──────── DATA TO PROCESS ────────

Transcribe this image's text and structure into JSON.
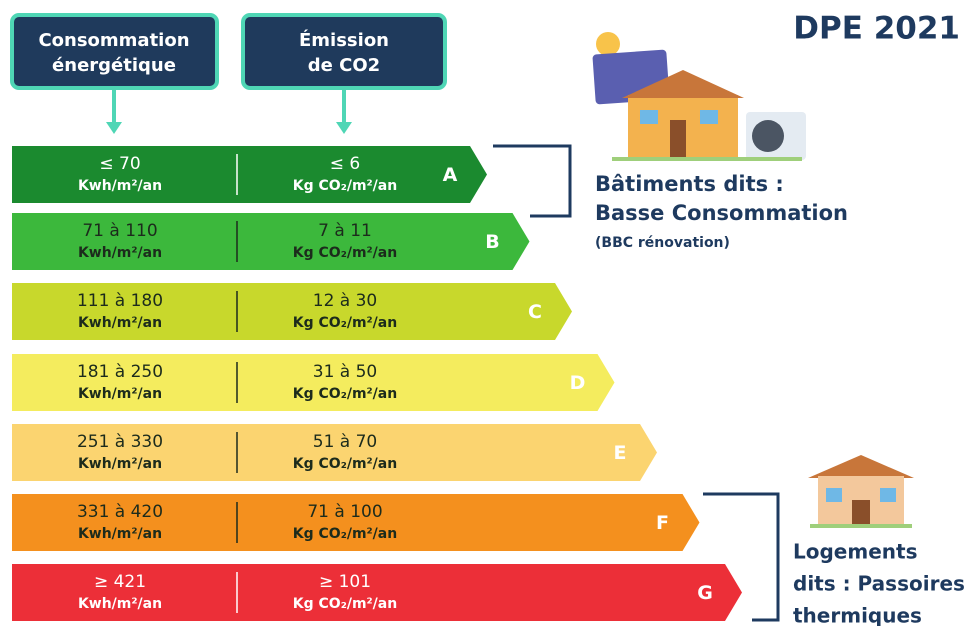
{
  "title": "DPE 2021",
  "headers": [
    {
      "lines": [
        "Consommation",
        "énergétique"
      ]
    },
    {
      "lines": [
        "Émission",
        "de CO2"
      ]
    }
  ],
  "classes": [
    {
      "letter": "A",
      "energy": "≤ 70",
      "energy_unit": "Kwh/m²/an",
      "emission": "≤ 6",
      "emission_unit": "Kg CO₂/m²/an",
      "color": "#1b8a2f",
      "text_color": "#ffffff"
    },
    {
      "letter": "B",
      "energy": "71 à 110",
      "energy_unit": "Kwh/m²/an",
      "emission": "7 à 11",
      "emission_unit": "Kg CO₂/m²/an",
      "color": "#3cb83c",
      "text_color": "#1c2b1c"
    },
    {
      "letter": "C",
      "energy": "111 à 180",
      "energy_unit": "Kwh/m²/an",
      "emission": "12 à 30",
      "emission_unit": "Kg CO₂/m²/an",
      "color": "#c8d82c",
      "text_color": "#1c2b1c"
    },
    {
      "letter": "D",
      "energy": "181 à 250",
      "energy_unit": "Kwh/m²/an",
      "emission": "31 à 50",
      "emission_unit": "Kg CO₂/m²/an",
      "color": "#f4ec5e",
      "text_color": "#1c2b1c"
    },
    {
      "letter": "E",
      "energy": "251 à 330",
      "energy_unit": "Kwh/m²/an",
      "emission": "51 à 70",
      "emission_unit": "Kg CO₂/m²/an",
      "color": "#fbd470",
      "text_color": "#1c2b1c"
    },
    {
      "letter": "F",
      "energy": "331 à 420",
      "energy_unit": "Kwh/m²/an",
      "emission": "71 à 100",
      "emission_unit": "Kg CO₂/m²/an",
      "color": "#f4901e",
      "text_color": "#1c2b1c"
    },
    {
      "letter": "G",
      "energy": "≥ 421",
      "energy_unit": "Kwh/m²/an",
      "emission": "≥ 101",
      "emission_unit": "Kg CO₂/m²/an",
      "color": "#ec2f38",
      "text_color": "#ffffff"
    }
  ],
  "groups": [
    {
      "lines": [
        "Bâtiments dits :",
        "Basse Consommation"
      ],
      "note": "(BBC rénovation)"
    },
    {
      "lines": [
        "Logements",
        "dits : Passoires",
        "thermiques"
      ]
    }
  ]
}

────────

# SET PROBLEM:
Copy each line of the listing that includes "letter".

# THE RESPONSE:
      "letter": "A",
      "letter": "B",
      "letter": "C",
      "letter": "D",
      "letter": "E",
      "letter": "F",
      "letter": "G",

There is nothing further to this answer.